▶ _What needs to be done_
Type out every line below exactly as it reads.

[begin Stored data]

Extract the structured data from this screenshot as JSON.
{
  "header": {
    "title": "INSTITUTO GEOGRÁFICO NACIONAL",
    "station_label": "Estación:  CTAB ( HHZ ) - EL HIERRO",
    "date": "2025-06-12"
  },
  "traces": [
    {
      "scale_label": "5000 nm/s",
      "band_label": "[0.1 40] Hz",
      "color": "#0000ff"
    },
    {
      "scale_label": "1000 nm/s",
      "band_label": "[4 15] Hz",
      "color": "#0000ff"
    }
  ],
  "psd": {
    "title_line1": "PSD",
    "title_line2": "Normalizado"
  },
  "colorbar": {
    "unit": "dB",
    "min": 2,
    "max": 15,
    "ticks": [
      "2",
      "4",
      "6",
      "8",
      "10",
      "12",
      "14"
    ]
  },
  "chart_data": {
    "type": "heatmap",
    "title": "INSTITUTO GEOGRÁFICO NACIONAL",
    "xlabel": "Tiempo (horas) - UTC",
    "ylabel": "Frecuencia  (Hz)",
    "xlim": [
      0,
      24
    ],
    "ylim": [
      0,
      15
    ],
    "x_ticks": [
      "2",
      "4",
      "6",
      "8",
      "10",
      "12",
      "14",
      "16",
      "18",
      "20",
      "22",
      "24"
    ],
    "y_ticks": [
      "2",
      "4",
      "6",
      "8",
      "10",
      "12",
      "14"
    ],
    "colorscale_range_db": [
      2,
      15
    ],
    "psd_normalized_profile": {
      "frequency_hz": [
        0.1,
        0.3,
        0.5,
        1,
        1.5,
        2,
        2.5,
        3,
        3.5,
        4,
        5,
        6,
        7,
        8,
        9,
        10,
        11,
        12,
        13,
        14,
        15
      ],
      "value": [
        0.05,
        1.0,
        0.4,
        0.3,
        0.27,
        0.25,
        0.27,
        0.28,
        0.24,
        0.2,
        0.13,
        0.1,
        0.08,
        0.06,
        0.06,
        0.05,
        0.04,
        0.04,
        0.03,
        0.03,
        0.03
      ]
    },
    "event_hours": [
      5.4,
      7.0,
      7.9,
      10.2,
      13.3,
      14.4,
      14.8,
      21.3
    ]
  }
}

[end Stored data]

▶ _Result below_
Extract the structured data from this screenshot as JSON.
{
  "header": {
    "title": "INSTITUTO GEOGRÁFICO NACIONAL",
    "station_label": "Estación:  CTAB ( HHZ ) - EL HIERRO",
    "date": "2025-06-12"
  },
  "traces": [
    {
      "scale_label": "5000 nm/s",
      "band_label": "[0.1 40] Hz",
      "color": "#0000ff"
    },
    {
      "scale_label": "1000 nm/s",
      "band_label": "[4 15] Hz",
      "color": "#0000ff"
    }
  ],
  "psd": {
    "title_line1": "PSD",
    "title_line2": "Normalizado"
  },
  "colorbar": {
    "unit": "dB",
    "min": 2,
    "max": 15,
    "ticks": [
      "2",
      "4",
      "6",
      "8",
      "10",
      "12",
      "14"
    ]
  },
  "chart_data": {
    "type": "heatmap",
    "title": "INSTITUTO GEOGRÁFICO NACIONAL",
    "xlabel": "Tiempo (horas) - UTC",
    "ylabel": "Frecuencia  (Hz)",
    "xlim": [
      0,
      24
    ],
    "ylim": [
      0,
      15
    ],
    "x_ticks": [
      "2",
      "4",
      "6",
      "8",
      "10",
      "12",
      "14",
      "16",
      "18",
      "20",
      "22",
      "24"
    ],
    "y_ticks": [
      "2",
      "4",
      "6",
      "8",
      "10",
      "12",
      "14"
    ],
    "colorscale_range_db": [
      2,
      15
    ],
    "psd_normalized_profile": {
      "frequency_hz": [
        0.1,
        0.3,
        0.5,
        1,
        1.5,
        2,
        2.5,
        3,
        3.5,
        4,
        5,
        6,
        7,
        8,
        9,
        10,
        11,
        12,
        13,
        14,
        15
      ],
      "value": [
        0.05,
        1.0,
        0.4,
        0.3,
        0.27,
        0.25,
        0.27,
        0.28,
        0.24,
        0.2,
        0.13,
        0.1,
        0.08,
        0.06,
        0.06,
        0.05,
        0.04,
        0.04,
        0.03,
        0.03,
        0.03
      ]
    },
    "event_hours": [
      5.4,
      7.0,
      7.9,
      10.2,
      13.3,
      14.4,
      14.8,
      21.3
    ]
  }
}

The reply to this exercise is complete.